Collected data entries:
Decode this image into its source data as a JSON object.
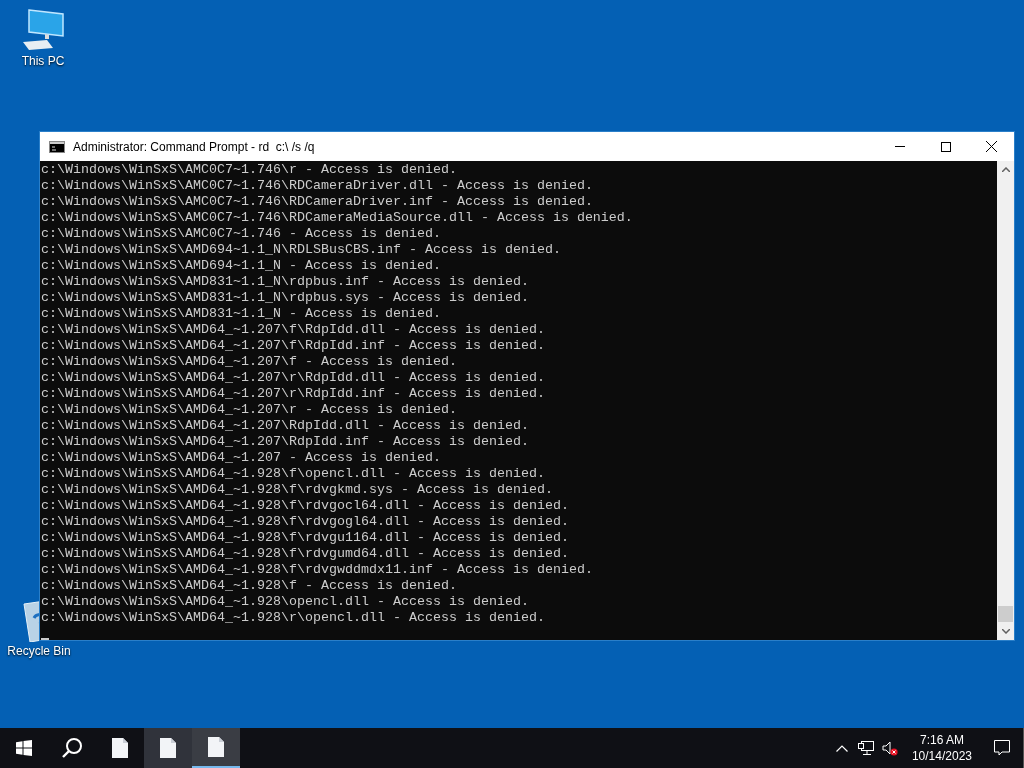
{
  "desktop_icons": [
    {
      "kind": "computer",
      "label": "This PC"
    },
    {
      "kind": "recycle",
      "label": "Recycle Bin"
    }
  ],
  "window": {
    "title": "Administrator: Command Prompt - rd  c:\\ /s /q",
    "lines": [
      "c:\\Windows\\WinSxS\\AMC0C7~1.746\\r - Access is denied.",
      "c:\\Windows\\WinSxS\\AMC0C7~1.746\\RDCameraDriver.dll - Access is denied.",
      "c:\\Windows\\WinSxS\\AMC0C7~1.746\\RDCameraDriver.inf - Access is denied.",
      "c:\\Windows\\WinSxS\\AMC0C7~1.746\\RDCameraMediaSource.dll - Access is denied.",
      "c:\\Windows\\WinSxS\\AMC0C7~1.746 - Access is denied.",
      "c:\\Windows\\WinSxS\\AMD694~1.1_N\\RDLSBusCBS.inf - Access is denied.",
      "c:\\Windows\\WinSxS\\AMD694~1.1_N - Access is denied.",
      "c:\\Windows\\WinSxS\\AMD831~1.1_N\\rdpbus.inf - Access is denied.",
      "c:\\Windows\\WinSxS\\AMD831~1.1_N\\rdpbus.sys - Access is denied.",
      "c:\\Windows\\WinSxS\\AMD831~1.1_N - Access is denied.",
      "c:\\Windows\\WinSxS\\AMD64_~1.207\\f\\RdpIdd.dll - Access is denied.",
      "c:\\Windows\\WinSxS\\AMD64_~1.207\\f\\RdpIdd.inf - Access is denied.",
      "c:\\Windows\\WinSxS\\AMD64_~1.207\\f - Access is denied.",
      "c:\\Windows\\WinSxS\\AMD64_~1.207\\r\\RdpIdd.dll - Access is denied.",
      "c:\\Windows\\WinSxS\\AMD64_~1.207\\r\\RdpIdd.inf - Access is denied.",
      "c:\\Windows\\WinSxS\\AMD64_~1.207\\r - Access is denied.",
      "c:\\Windows\\WinSxS\\AMD64_~1.207\\RdpIdd.dll - Access is denied.",
      "c:\\Windows\\WinSxS\\AMD64_~1.207\\RdpIdd.inf - Access is denied.",
      "c:\\Windows\\WinSxS\\AMD64_~1.207 - Access is denied.",
      "c:\\Windows\\WinSxS\\AMD64_~1.928\\f\\opencl.dll - Access is denied.",
      "c:\\Windows\\WinSxS\\AMD64_~1.928\\f\\rdvgkmd.sys - Access is denied.",
      "c:\\Windows\\WinSxS\\AMD64_~1.928\\f\\rdvgocl64.dll - Access is denied.",
      "c:\\Windows\\WinSxS\\AMD64_~1.928\\f\\rdvgogl64.dll - Access is denied.",
      "c:\\Windows\\WinSxS\\AMD64_~1.928\\f\\rdvgu1164.dll - Access is denied.",
      "c:\\Windows\\WinSxS\\AMD64_~1.928\\f\\rdvgumd64.dll - Access is denied.",
      "c:\\Windows\\WinSxS\\AMD64_~1.928\\f\\rdvgwddmdx11.inf - Access is denied.",
      "c:\\Windows\\WinSxS\\AMD64_~1.928\\f - Access is denied.",
      "c:\\Windows\\WinSxS\\AMD64_~1.928\\opencl.dll - Access is denied.",
      "c:\\Windows\\WinSxS\\AMD64_~1.928\\r\\opencl.dll - Access is denied."
    ]
  },
  "taskbar": {
    "items": [
      {
        "kind": "start",
        "selected": false,
        "hovered": false
      },
      {
        "kind": "search",
        "selected": false,
        "hovered": false
      },
      {
        "kind": "app",
        "selected": false,
        "hovered": false
      },
      {
        "kind": "app",
        "selected": false,
        "hovered": true
      },
      {
        "kind": "app",
        "selected": true,
        "hovered": false
      }
    ],
    "tray": {
      "volume_muted": true,
      "time": "7:16 AM",
      "date": "10/14/2023"
    }
  }
}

◆ DIRECTION: Find the lines containing "RDCameraDriver" and list every one of them.

◆ REPLY TO THE TASK:
      "c:\\Windows\\WinSxS\\AMC0C7~1.746\\RDCameraDriver.dll - Access is denied.",
      "c:\\Windows\\WinSxS\\AMC0C7~1.746\\RDCameraDriver.inf - Access is denied.",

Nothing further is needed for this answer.